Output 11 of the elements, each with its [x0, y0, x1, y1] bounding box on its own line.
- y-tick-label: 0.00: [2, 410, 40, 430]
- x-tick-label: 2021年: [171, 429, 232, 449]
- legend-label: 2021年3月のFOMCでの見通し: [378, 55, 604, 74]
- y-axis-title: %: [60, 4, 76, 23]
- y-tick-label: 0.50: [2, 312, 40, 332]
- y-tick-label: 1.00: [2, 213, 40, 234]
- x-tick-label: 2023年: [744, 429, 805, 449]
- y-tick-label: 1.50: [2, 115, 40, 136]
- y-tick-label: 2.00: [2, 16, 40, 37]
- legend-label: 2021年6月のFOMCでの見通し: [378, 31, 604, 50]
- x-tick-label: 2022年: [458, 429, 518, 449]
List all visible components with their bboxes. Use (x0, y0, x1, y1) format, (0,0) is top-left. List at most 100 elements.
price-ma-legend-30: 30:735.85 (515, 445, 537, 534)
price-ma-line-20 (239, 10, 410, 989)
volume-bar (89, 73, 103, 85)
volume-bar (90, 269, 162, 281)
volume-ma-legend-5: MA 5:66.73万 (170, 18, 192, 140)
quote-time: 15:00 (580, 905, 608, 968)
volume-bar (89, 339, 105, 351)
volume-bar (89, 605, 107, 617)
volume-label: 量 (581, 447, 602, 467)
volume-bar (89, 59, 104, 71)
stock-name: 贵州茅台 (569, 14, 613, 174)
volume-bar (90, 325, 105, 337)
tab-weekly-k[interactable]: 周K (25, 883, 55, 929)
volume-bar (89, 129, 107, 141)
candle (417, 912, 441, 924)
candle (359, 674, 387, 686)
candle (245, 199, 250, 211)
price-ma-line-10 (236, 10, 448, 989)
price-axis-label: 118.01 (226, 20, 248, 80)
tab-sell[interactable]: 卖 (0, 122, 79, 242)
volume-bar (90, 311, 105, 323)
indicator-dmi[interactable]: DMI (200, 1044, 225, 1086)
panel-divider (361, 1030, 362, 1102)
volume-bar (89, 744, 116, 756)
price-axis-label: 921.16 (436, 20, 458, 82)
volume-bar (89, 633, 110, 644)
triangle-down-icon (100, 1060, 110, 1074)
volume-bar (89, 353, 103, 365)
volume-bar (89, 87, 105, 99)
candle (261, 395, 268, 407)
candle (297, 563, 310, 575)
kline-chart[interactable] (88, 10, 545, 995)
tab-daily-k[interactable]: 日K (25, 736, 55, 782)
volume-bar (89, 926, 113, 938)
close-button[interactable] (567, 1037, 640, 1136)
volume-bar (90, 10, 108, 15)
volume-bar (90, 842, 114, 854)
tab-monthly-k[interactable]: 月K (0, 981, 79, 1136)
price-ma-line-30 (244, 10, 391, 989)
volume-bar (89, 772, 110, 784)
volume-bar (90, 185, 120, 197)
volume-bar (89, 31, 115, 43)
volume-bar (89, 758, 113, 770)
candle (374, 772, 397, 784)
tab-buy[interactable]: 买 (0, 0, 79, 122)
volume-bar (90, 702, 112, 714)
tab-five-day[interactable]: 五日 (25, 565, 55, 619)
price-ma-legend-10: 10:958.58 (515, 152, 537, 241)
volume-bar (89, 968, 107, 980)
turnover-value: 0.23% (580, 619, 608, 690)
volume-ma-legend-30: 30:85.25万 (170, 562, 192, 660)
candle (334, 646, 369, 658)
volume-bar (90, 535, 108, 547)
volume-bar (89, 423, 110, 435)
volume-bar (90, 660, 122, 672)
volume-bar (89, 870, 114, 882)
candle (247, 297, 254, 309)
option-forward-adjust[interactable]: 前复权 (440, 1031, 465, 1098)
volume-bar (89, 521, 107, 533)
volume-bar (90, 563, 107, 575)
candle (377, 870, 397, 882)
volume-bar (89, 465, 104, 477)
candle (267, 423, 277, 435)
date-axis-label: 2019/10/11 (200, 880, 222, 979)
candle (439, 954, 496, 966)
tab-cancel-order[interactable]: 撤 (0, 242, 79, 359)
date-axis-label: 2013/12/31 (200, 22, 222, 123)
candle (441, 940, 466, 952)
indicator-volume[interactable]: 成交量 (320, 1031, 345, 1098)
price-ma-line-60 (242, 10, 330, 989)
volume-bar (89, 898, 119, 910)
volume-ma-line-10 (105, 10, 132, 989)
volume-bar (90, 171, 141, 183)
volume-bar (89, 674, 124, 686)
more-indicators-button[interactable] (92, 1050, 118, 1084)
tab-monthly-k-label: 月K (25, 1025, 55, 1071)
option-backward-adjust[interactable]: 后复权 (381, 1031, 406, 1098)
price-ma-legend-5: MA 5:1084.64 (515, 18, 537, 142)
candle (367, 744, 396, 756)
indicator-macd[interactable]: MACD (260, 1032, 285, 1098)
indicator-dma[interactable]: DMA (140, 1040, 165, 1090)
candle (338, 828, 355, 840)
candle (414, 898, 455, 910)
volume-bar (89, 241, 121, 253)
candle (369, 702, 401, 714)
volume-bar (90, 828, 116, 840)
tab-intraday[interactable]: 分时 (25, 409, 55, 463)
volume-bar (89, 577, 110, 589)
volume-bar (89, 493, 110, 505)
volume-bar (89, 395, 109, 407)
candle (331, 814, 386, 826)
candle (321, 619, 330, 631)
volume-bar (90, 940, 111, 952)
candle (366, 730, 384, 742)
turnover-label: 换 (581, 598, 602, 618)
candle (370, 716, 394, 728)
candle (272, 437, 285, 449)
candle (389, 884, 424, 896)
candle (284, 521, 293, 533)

* * * * *

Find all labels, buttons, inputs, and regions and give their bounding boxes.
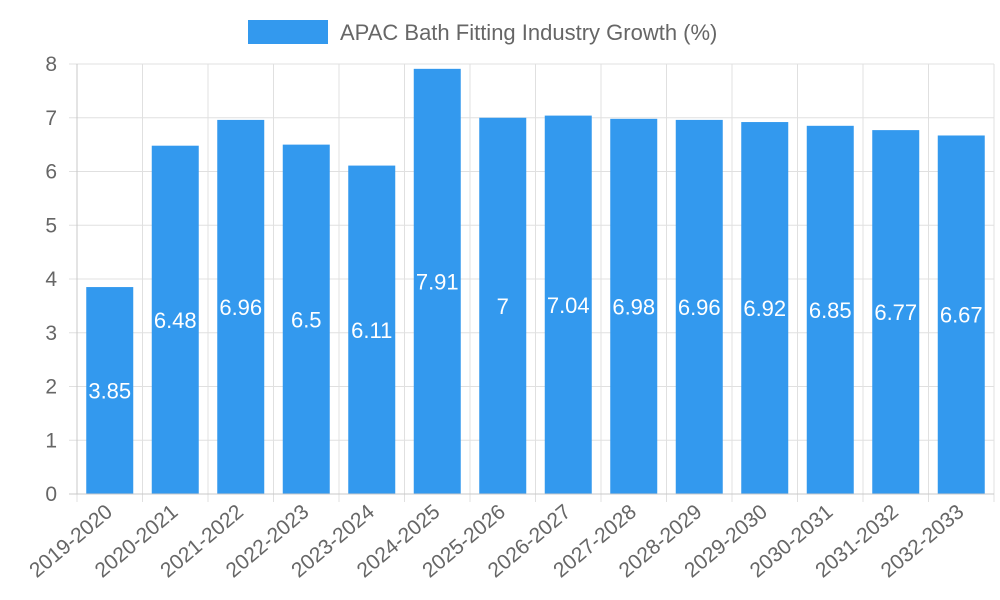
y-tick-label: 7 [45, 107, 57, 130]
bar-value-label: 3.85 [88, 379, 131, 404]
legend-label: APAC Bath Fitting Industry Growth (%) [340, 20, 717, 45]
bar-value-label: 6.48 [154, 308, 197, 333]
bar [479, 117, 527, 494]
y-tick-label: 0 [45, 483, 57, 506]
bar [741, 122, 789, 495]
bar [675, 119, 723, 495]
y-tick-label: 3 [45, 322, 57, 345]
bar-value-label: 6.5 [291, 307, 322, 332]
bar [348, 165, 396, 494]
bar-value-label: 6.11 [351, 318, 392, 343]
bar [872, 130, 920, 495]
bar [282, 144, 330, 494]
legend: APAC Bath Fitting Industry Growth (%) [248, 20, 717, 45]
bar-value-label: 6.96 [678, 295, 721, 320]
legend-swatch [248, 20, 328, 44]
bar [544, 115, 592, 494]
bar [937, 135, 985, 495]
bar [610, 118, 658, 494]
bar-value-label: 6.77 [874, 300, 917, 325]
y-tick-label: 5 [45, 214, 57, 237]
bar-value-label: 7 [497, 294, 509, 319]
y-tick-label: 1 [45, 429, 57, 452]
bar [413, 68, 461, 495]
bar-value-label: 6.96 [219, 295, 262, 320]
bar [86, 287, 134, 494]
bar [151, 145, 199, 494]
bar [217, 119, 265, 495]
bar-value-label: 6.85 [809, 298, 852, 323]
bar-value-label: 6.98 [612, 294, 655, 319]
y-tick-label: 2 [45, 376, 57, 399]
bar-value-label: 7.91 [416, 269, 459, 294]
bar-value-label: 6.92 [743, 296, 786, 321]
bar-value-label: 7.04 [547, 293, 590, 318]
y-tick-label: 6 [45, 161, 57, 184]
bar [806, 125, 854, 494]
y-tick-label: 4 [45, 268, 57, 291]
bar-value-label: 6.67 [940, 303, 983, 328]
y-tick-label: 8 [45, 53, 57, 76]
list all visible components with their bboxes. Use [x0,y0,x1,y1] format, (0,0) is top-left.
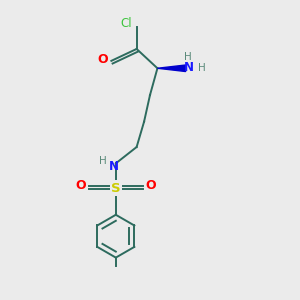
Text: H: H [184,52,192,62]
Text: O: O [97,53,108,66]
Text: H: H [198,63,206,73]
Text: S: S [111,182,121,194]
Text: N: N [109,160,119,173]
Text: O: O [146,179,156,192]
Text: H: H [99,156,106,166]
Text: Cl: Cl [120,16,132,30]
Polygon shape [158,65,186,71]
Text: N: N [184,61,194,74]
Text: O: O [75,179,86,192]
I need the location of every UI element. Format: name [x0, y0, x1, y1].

* * * * *

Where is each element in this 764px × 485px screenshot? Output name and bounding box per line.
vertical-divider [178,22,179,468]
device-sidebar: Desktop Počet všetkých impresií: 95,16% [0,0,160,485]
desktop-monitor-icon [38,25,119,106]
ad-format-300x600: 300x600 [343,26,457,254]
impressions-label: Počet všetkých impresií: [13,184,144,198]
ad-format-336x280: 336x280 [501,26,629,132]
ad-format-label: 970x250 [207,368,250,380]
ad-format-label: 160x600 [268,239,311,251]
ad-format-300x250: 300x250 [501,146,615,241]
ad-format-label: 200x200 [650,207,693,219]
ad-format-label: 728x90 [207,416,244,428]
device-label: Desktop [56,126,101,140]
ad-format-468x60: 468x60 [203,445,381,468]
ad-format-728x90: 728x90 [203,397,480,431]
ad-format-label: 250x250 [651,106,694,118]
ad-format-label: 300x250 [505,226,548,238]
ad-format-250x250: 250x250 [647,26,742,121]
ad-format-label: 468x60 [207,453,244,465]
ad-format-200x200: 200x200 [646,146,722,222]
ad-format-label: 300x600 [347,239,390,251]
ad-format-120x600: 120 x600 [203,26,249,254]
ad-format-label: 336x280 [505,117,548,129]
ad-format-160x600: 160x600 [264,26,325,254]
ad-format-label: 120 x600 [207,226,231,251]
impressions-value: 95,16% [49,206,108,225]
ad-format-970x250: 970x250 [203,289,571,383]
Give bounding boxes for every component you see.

* * * * *

» Problem description
In the listing, rewrite the part that opens with the line containing "y-tick-label: 7 [45, 107, 57, 130]" and closes with the line containing "bar [282, 144, 330, 494]", changing "y-tick-label" to "y-axis-label" and leaving everything else as it is.

» Full output
y-axis-label: 7 [45, 107, 57, 130]
bar-value-label: 3.85 [88, 379, 131, 404]
legend-label: APAC Bath Fitting Industry Growth (%) [340, 20, 717, 45]
bar-value-label: 6.48 [154, 308, 197, 333]
bar [479, 117, 527, 494]
y-axis-label: 0 [45, 483, 57, 506]
bar [741, 122, 789, 495]
bar [675, 119, 723, 495]
y-axis-label: 3 [45, 322, 57, 345]
bar-value-label: 6.5 [291, 307, 322, 332]
bar [348, 165, 396, 494]
bar-value-label: 6.11 [351, 318, 392, 343]
bar [872, 130, 920, 495]
bar [282, 144, 330, 494]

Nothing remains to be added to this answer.